Write out the whole of the material exactly.

»»

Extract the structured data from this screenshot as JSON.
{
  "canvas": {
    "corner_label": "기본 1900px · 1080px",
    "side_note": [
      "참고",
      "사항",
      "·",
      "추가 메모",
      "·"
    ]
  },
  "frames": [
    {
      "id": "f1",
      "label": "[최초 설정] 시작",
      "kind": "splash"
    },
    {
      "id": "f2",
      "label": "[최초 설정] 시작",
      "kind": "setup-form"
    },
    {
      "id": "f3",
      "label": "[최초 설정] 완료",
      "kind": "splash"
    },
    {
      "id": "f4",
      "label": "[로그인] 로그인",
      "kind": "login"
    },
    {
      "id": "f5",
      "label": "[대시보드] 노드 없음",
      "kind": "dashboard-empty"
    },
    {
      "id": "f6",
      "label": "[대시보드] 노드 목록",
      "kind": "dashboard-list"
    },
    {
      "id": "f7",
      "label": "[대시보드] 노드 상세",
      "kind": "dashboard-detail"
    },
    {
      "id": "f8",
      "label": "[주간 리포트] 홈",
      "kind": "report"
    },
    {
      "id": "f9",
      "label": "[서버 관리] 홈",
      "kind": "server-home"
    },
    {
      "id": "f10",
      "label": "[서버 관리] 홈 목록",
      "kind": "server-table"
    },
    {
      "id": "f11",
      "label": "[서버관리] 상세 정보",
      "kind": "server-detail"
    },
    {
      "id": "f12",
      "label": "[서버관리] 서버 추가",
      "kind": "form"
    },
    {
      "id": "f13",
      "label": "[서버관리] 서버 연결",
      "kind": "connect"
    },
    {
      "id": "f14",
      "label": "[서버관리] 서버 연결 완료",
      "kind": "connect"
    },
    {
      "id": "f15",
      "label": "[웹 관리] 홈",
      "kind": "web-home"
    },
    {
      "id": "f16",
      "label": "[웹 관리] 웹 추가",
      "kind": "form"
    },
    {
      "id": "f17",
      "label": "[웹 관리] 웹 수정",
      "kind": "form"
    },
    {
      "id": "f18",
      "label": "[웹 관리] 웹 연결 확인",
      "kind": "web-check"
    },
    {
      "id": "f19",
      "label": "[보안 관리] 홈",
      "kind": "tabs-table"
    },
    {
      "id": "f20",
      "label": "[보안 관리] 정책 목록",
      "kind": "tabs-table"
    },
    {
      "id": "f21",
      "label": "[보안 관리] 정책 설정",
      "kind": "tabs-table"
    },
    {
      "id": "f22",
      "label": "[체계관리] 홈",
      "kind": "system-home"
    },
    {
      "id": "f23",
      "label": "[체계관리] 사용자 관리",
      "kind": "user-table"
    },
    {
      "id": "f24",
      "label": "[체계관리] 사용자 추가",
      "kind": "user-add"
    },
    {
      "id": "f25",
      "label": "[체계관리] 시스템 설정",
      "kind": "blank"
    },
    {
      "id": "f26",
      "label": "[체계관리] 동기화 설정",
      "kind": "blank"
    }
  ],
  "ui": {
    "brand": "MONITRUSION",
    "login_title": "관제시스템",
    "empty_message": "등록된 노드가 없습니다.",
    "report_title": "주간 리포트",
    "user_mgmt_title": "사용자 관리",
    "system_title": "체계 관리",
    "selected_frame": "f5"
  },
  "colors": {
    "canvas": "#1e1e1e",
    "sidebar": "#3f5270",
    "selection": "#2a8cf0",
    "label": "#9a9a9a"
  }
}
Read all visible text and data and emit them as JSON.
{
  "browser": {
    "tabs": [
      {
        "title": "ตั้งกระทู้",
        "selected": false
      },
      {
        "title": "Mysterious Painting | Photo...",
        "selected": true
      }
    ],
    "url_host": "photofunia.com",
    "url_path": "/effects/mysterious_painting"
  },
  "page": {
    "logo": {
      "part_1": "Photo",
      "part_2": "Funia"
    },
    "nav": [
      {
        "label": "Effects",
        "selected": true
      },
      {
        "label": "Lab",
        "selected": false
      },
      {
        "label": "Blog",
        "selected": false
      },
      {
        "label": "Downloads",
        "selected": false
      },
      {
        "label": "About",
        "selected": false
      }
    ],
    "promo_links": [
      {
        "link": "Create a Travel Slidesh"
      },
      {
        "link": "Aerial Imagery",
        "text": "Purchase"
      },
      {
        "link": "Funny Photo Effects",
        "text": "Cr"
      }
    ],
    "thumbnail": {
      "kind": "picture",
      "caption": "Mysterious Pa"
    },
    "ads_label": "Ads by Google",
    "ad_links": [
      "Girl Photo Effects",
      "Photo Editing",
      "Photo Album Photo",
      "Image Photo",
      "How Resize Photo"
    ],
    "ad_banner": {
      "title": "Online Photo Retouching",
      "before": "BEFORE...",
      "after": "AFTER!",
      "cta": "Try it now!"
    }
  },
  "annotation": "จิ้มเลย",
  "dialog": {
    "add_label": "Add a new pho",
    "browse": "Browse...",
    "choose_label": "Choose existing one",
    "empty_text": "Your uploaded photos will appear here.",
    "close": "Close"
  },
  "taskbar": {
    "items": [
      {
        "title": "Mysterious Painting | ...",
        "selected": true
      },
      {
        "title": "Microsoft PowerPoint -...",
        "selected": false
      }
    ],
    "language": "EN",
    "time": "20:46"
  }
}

««

SOLUTION BELOW>
Extract the structured data from this screenshot as JSON.
{
  "canvas": {
    "corner_label": "기본 1900px · 1080px",
    "side_note": [
      "참고",
      "사항",
      "·",
      "추가 메모",
      "·"
    ]
  },
  "frames": [
    {
      "id": "f1",
      "label": "[최초 설정] 시작",
      "kind": "splash"
    },
    {
      "id": "f2",
      "label": "[최초 설정] 시작",
      "kind": "setup-form"
    },
    {
      "id": "f3",
      "label": "[최초 설정] 완료",
      "kind": "splash"
    },
    {
      "id": "f4",
      "label": "[로그인] 로그인",
      "kind": "login"
    },
    {
      "id": "f5",
      "label": "[대시보드] 노드 없음",
      "kind": "dashboard-empty"
    },
    {
      "id": "f6",
      "label": "[대시보드] 노드 목록",
      "kind": "dashboard-list"
    },
    {
      "id": "f7",
      "label": "[대시보드] 노드 상세",
      "kind": "dashboard-detail"
    },
    {
      "id": "f8",
      "label": "[주간 리포트] 홈",
      "kind": "report"
    },
    {
      "id": "f9",
      "label": "[서버 관리] 홈",
      "kind": "server-home"
    },
    {
      "id": "f10",
      "label": "[서버 관리] 홈 목록",
      "kind": "server-table"
    },
    {
      "id": "f11",
      "label": "[서버관리] 상세 정보",
      "kind": "server-detail"
    },
    {
      "id": "f12",
      "label": "[서버관리] 서버 추가",
      "kind": "form"
    },
    {
      "id": "f13",
      "label": "[서버관리] 서버 연결",
      "kind": "connect"
    },
    {
      "id": "f14",
      "label": "[서버관리] 서버 연결 완료",
      "kind": "connect"
    },
    {
      "id": "f15",
      "label": "[웹 관리] 홈",
      "kind": "web-home"
    },
    {
      "id": "f16",
      "label": "[웹 관리] 웹 추가",
      "kind": "form"
    },
    {
      "id": "f17",
      "label": "[웹 관리] 웹 수정",
      "kind": "form"
    },
    {
      "id": "f18",
      "label": "[웹 관리] 웹 연결 확인",
      "kind": "web-check"
    },
    {
      "id": "f19",
      "label": "[보안 관리] 홈",
      "kind": "tabs-table"
    },
    {
      "id": "f20",
      "label": "[보안 관리] 정책 목록",
      "kind": "tabs-table"
    },
    {
      "id": "f21",
      "label": "[보안 관리] 정책 설정",
      "kind": "tabs-table"
    },
    {
      "id": "f22",
      "label": "[체계관리] 홈",
      "kind": "system-home"
    },
    {
      "id": "f23",
      "label": "[체계관리] 사용자 관리",
      "kind": "user-table"
    },
    {
      "id": "f24",
      "label": "[체계관리] 사용자 추가",
      "kind": "user-add"
    },
    {
      "id": "f25",
      "label": "[체계관리] 시스템 설정",
      "kind": "blank"
    },
    {
      "id": "f26",
      "label": "[체계관리] 동기화 설정",
      "kind": "blank"
    }
  ],
  "ui": {
    "brand": "MONITRUSION",
    "login_title": "관제시스템",
    "empty_message": "등록된 노드가 없습니다.",
    "report_title": "주간 리포트",
    "user_mgmt_title": "사용자 관리",
    "system_title": "체계 관리",
    "selected_frame": "f5"
  },
  "colors": {
    "canvas": "#1e1e1e",
    "sidebar": "#3f5270",
    "selection": "#2a8cf0",
    "label": "#9a9a9a"
  }
}
Read all visible text and data and emit them as JSON.
{
  "browser": {
    "tabs": [
      {
        "title": "ตั้งกระทู้",
        "selected": false
      },
      {
        "title": "Mysterious Painting | Photo...",
        "selected": true
      }
    ],
    "url_host": "photofunia.com",
    "url_path": "/effects/mysterious_painting"
  },
  "page": {
    "logo": {
      "part_1": "Photo",
      "part_2": "Funia"
    },
    "nav": [
      {
        "label": "Effects",
        "selected": true
      },
      {
        "label": "Lab",
        "selected": false
      },
      {
        "label": "Blog",
        "selected": false
      },
      {
        "label": "Downloads",
        "selected": false
      },
      {
        "label": "About",
        "selected": false
      }
    ],
    "promo_links": [
      {
        "link": "Create a Travel Slidesh"
      },
      {
        "link": "Aerial Imagery",
        "text": "Purchase"
      },
      {
        "link": "Funny Photo Effects",
        "text": "Cr"
      }
    ],
    "thumbnail": {
      "kind": "picture",
      "caption": "Mysterious Pa"
    },
    "ads_label": "Ads by Google",
    "ad_links": [
      "Girl Photo Effects",
      "Photo Editing",
      "Photo Album Photo",
      "Image Photo",
      "How Resize Photo"
    ],
    "ad_banner": {
      "title": "Online Photo Retouching",
      "before": "BEFORE...",
      "after": "AFTER!",
      "cta": "Try it now!"
    }
  },
  "annotation": "จิ้มเลย",
  "dialog": {
    "add_label": "Add a new pho",
    "browse": "Browse...",
    "choose_label": "Choose existing one",
    "empty_text": "Your uploaded photos will appear here.",
    "close": "Close"
  },
  "taskbar": {
    "items": [
      {
        "title": "Mysterious Painting | ...",
        "selected": true
      },
      {
        "title": "Microsoft PowerPoint -...",
        "selected": false
      }
    ],
    "language": "EN",
    "time": "20:46"
  }
}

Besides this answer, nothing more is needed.